Data for the task ▸
Begin
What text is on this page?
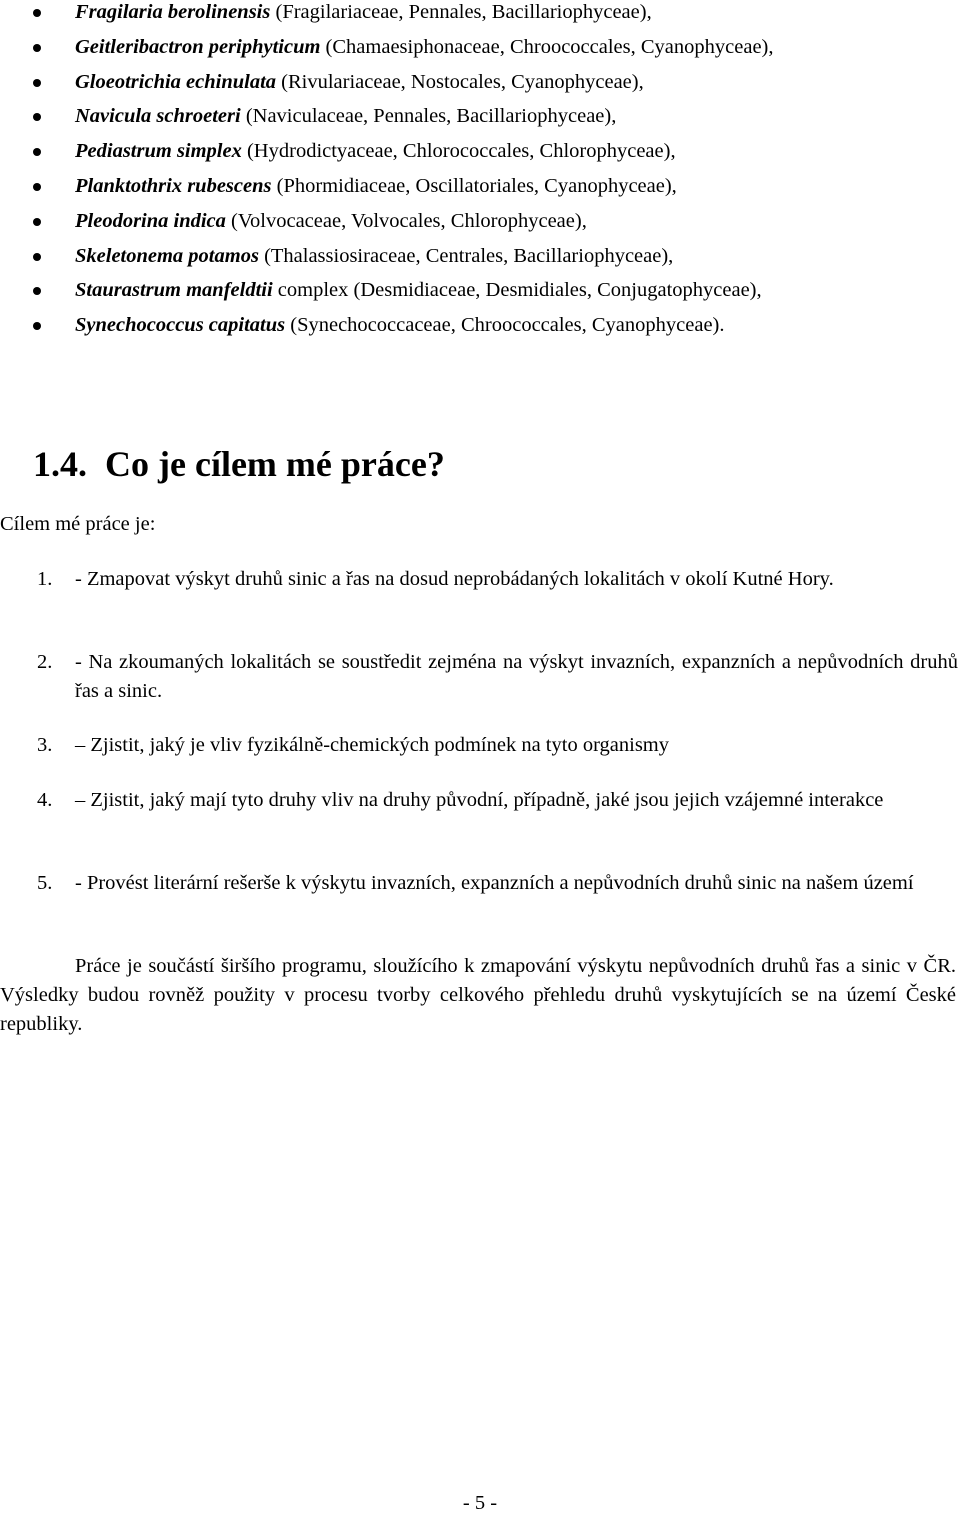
Fragilaria berolinensis (Fragilariaceae, Pennales, Bacillariophyceae),
Geitleribactron periphyticum (Chamaesiphonaceae, Chroococcales, Cyanophyceae),
Gloeotrichia echinulata (Rivulariaceae, Nostocales, Cyanophyceae),
Navicula schroeteri (Naviculaceae, Pennales, Bacillariophyceae),
Pediastrum simplex (Hydrodictyaceae, Chlorococcales, Chlorophyceae),
Planktothrix rubescens (Phormidiaceae, Oscillatoriales, Cyanophyceae),
Pleodorina indica (Volvocaceae, Volvocales, Chlorophyceae),
Skeletonema potamos (Thalassiosiraceae, Centrales, Bacillariophyceae),
Staurastrum manfeldtii complex (Desmidiaceae, Desmidiales, Conjugatophyceae),
Synechococcus capitatus (Synechococcaceae, Chroococcales, Cyanophyceae).
1.4. Co je cílem mé práce?

Cílem mé práce je:

1. - Zmapovat výskyt druhů sinic a řas na dosud neprobádaných lokalitách v okolí Kutné Hory.
2. - Na zkoumaných lokalitách se soustředit zejména na výskyt invazních, expanzních a nepůvodních druhů řas a sinic.
3. – Zjistit, jaký je vliv fyzikálně-chemických podmínek na tyto organismy
4. – Zjistit, jaký mají tyto druhy vliv na druhy původní, případně, jaké jsou jejich vzájemné interakce
5. - Provést literární rešerše k výskytu invazních, expanzních a nepůvodních druhů sinic na našem území

Práce je součástí širšího programu, sloužícího k zmapování výskytu nepůvodních druhů řas a sinic v ČR. Výsledky budou rovněž použity v procesu tvorby celkového přehledu druhů vyskytujících se na území České republiky.

- 5 -
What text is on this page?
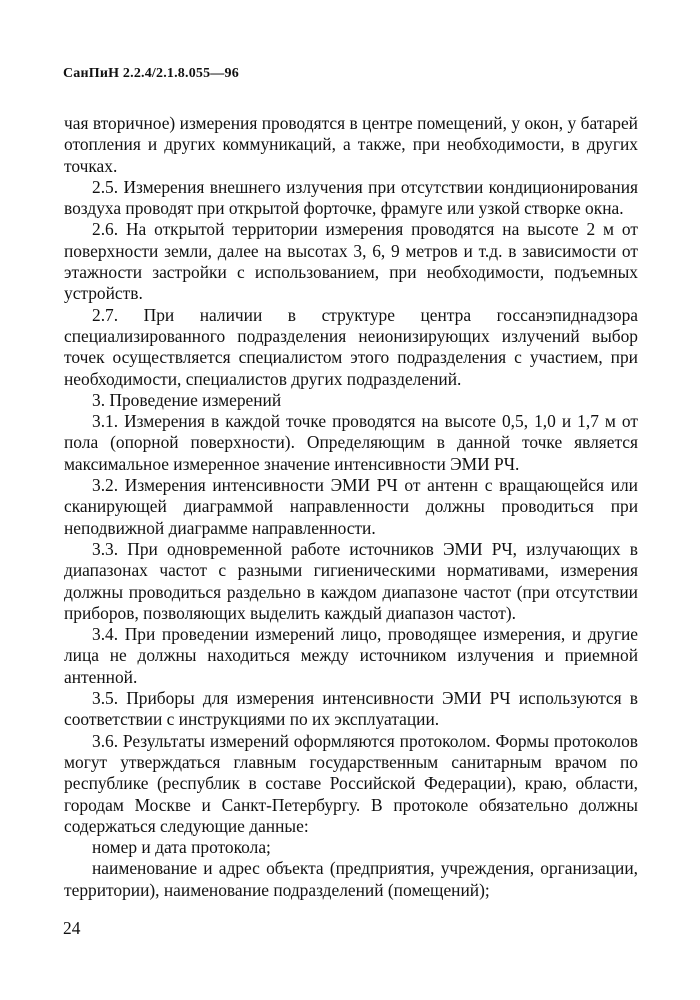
СанПиН 2.2.4/2.1.8.055—96

чая вторичное) измерения проводятся в центре помещений, у окон, у батарей отопления и других коммуникаций, а также, при необходимости, в других точках.

2.5. Измерения внешнего излучения при отсутствии кондиционирования воздуха проводят при открытой форточке, фрамуге или узкой створке окна.

2.6. На открытой территории измерения проводятся на высоте 2 м от поверхности земли, далее на высотах 3, 6, 9 метров и т.д. в зависимости от этажности застройки с использованием, при необходимости, подъемных устройств.

2.7. При наличии в структуре центра госсанэпиднадзора специализированного подразделения неионизирующих излучений выбор точек осуществляется специалистом этого подразделения с участием, при необходимости, специалистов других подразделений.

3. Проведение измерений

3.1. Измерения в каждой точке проводятся на высоте 0,5, 1,0 и 1,7 м от пола (опорной поверхности). Определяющим в данной точке является максимальное измеренное значение интенсивности ЭМИ РЧ.

3.2. Измерения интенсивности ЭМИ РЧ от антенн с вращающейся или сканирующей диаграммой направленности должны проводиться при неподвижной диаграмме направленности.

3.3. При одновременной работе источников ЭМИ РЧ, излучающих в диапазонах частот с разными гигиеническими нормативами, измерения должны проводиться раздельно в каждом диапазоне частот (при отсутствии приборов, позволяющих выделить каждый диапазон частот).

3.4. При проведении измерений лицо, проводящее измерения, и другие лица не должны находиться между источником излучения и приемной антенной.

3.5. Приборы для измерения интенсивности ЭМИ РЧ используются в соответствии с инструкциями по их эксплуатации.

3.6. Результаты измерений оформляются протоколом. Формы протоколов могут утверждаться главным государственным санитарным врачом по республике (республик в составе Российской Федерации), краю, области, городам Москве и Санкт-Петербургу. В протоколе обязательно должны содержаться следующие данные:

номер и дата протокола;

наименование и адрес объекта (предприятия, учреждения, организации, территории), наименование подразделений (помещений);

24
End
Direction ▸
Give a single number: the count of lines above that include the word "Pennales".

Exercise result ▸
2